Show every line below where "Microsoft" can be found.

* * * * * * * * *

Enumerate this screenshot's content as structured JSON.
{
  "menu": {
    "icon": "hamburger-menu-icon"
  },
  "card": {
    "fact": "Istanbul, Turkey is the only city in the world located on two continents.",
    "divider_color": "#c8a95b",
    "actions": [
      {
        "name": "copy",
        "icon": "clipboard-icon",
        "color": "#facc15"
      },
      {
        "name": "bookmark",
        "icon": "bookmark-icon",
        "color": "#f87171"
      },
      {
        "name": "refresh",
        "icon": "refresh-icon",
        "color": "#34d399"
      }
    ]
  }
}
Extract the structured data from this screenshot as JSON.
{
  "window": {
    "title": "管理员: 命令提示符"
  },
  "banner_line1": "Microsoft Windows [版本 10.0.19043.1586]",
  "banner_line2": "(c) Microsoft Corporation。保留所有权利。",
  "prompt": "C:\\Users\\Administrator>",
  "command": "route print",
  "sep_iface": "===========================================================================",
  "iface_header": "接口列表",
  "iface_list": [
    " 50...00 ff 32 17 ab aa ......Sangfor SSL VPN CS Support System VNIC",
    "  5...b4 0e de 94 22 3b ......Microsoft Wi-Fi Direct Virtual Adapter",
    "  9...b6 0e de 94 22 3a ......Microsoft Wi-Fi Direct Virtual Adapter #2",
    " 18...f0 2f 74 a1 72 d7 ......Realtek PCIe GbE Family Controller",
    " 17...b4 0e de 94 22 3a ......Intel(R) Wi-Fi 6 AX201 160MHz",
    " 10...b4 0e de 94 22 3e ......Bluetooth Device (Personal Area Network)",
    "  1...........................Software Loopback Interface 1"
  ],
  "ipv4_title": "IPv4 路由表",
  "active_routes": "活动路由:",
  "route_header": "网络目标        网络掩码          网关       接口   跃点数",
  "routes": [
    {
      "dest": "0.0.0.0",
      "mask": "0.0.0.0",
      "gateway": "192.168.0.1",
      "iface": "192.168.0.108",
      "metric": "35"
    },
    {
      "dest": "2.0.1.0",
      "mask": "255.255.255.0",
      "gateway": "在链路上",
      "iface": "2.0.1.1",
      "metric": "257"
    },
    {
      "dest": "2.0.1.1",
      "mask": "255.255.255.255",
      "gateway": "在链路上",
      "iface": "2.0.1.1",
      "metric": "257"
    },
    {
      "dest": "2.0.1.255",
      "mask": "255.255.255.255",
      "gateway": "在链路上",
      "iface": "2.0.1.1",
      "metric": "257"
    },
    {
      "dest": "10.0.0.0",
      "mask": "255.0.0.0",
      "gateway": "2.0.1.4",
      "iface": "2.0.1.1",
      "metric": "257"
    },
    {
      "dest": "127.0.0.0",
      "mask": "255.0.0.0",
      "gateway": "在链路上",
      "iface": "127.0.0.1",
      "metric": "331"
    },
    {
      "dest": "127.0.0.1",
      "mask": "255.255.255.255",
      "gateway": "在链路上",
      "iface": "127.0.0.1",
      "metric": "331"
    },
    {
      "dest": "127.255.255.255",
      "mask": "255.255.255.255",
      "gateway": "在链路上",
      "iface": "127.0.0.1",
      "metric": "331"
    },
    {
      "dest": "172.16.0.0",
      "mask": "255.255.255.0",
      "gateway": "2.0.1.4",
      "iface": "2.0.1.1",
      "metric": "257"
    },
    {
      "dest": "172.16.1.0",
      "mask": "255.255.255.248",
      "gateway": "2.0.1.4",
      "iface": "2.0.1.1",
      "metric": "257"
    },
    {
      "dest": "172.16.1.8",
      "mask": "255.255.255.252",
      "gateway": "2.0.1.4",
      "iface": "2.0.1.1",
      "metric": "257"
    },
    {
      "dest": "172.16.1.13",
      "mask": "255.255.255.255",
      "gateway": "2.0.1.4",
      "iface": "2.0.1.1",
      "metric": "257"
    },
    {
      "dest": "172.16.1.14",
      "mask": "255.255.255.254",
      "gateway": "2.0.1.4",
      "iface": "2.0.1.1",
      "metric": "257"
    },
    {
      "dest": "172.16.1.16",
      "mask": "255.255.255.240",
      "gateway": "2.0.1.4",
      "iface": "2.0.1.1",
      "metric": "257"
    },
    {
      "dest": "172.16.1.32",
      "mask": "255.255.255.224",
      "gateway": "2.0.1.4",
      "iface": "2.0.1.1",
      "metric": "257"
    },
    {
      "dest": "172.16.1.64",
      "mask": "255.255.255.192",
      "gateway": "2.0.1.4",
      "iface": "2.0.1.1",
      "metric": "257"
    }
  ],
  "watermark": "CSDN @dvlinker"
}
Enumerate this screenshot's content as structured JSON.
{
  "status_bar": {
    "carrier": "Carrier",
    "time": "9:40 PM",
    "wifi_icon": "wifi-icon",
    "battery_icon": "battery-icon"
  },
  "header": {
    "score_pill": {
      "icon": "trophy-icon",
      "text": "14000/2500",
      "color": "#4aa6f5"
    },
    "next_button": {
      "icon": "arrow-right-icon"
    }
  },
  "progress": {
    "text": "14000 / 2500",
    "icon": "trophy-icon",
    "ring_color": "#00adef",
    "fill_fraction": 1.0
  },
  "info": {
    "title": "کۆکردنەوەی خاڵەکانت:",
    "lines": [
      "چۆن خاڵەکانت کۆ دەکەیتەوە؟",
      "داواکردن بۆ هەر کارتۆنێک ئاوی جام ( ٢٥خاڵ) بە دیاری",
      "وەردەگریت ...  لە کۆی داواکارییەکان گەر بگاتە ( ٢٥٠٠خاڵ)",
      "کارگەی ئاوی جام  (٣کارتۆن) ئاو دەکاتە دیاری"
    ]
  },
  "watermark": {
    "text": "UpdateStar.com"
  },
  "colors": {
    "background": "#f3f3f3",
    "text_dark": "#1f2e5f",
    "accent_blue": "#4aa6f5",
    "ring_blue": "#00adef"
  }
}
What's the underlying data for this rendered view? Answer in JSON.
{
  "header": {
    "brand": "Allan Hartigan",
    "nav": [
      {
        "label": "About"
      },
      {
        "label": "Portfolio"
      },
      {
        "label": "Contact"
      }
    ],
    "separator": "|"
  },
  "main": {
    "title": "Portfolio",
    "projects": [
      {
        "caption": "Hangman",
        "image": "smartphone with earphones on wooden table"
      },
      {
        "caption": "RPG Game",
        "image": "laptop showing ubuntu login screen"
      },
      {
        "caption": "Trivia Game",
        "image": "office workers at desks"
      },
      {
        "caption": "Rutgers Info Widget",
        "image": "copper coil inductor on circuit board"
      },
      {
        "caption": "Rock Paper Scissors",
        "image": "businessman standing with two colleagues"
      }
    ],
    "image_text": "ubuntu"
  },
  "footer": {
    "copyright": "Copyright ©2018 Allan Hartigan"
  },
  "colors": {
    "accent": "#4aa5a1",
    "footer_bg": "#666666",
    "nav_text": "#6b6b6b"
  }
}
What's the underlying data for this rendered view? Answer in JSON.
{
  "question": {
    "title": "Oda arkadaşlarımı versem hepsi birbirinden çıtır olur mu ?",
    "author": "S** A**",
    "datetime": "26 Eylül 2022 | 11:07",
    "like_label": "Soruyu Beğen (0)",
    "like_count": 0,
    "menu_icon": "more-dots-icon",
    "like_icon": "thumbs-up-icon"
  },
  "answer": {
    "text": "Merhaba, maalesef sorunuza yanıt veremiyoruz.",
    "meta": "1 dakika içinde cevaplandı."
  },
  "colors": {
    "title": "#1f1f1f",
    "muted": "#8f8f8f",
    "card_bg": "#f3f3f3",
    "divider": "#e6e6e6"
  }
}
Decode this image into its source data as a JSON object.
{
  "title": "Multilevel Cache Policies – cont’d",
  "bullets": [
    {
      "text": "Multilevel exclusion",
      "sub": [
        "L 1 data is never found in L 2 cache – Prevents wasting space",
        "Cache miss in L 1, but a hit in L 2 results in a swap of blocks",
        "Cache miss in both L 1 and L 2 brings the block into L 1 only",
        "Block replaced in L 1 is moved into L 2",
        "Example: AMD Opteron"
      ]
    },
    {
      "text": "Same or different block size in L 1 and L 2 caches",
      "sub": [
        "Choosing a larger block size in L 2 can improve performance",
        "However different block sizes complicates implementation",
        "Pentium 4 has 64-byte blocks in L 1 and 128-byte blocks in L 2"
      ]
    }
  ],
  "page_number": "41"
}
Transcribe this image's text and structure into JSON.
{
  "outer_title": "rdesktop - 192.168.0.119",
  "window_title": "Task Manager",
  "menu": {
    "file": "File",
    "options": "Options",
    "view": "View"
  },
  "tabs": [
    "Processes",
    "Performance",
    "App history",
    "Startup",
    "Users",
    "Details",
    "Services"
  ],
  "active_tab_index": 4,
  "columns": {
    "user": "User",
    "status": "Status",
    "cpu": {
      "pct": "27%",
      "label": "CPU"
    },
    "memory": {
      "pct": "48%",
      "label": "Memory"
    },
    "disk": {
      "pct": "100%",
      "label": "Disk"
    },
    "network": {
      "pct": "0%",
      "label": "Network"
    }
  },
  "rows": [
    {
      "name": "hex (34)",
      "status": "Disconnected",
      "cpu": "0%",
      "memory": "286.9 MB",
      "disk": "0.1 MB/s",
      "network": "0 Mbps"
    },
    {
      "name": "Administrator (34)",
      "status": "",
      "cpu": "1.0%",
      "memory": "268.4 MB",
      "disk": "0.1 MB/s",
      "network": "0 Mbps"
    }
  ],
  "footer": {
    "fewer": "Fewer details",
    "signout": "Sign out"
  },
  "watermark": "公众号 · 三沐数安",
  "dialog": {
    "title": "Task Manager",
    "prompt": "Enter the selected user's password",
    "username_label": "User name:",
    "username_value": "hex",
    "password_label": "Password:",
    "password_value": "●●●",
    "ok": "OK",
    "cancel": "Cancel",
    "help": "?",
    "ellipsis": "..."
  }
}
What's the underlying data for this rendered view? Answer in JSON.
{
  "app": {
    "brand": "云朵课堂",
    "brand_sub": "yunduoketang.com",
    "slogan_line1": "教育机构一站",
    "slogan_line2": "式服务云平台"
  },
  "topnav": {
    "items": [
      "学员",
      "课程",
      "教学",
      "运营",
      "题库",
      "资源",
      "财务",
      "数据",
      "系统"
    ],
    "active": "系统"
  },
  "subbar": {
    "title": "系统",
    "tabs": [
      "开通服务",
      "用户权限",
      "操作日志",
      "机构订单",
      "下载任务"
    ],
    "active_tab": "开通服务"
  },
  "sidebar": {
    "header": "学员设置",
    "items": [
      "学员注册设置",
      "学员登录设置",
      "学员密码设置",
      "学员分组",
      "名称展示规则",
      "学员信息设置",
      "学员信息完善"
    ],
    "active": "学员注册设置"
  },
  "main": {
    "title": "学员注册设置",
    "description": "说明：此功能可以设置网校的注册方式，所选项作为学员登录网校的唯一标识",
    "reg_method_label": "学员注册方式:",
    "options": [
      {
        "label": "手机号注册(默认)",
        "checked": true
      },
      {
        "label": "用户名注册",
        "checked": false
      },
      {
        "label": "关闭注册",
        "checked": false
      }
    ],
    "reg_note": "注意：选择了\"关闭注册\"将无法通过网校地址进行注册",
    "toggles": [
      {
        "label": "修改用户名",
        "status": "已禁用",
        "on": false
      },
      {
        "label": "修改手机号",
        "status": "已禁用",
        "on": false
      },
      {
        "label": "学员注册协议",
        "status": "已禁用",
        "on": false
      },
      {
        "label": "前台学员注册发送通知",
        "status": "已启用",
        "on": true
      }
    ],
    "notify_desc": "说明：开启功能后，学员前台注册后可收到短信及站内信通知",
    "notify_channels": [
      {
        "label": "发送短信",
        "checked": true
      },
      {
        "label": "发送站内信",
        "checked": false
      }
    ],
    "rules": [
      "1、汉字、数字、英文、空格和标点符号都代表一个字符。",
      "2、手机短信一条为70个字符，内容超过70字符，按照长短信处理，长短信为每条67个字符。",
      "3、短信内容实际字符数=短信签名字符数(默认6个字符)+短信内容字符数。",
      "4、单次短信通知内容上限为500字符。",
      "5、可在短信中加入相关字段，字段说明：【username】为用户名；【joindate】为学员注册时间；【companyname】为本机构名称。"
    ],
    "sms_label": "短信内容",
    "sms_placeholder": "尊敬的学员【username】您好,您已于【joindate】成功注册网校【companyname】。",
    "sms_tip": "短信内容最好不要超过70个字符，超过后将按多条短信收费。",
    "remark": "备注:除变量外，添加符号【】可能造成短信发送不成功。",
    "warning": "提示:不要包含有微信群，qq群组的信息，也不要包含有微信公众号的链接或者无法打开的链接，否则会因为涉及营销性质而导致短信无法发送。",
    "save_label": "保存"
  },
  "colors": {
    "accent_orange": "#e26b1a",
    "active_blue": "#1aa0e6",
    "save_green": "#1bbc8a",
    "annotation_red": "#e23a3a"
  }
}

* * * * * * * * *

Solution to the problem:
  "banner_line1": "Microsoft Windows [版本 10.0.19043.1586]",
  "banner_line2": "(c) Microsoft Corporation。保留所有权利。",
    "  5...b4 0e de 94 22 3b ......Microsoft Wi-Fi Direct Virtual Adapter",
    "  9...b6 0e de 94 22 3a ......Microsoft Wi-Fi Direct Virtual Adapter #2",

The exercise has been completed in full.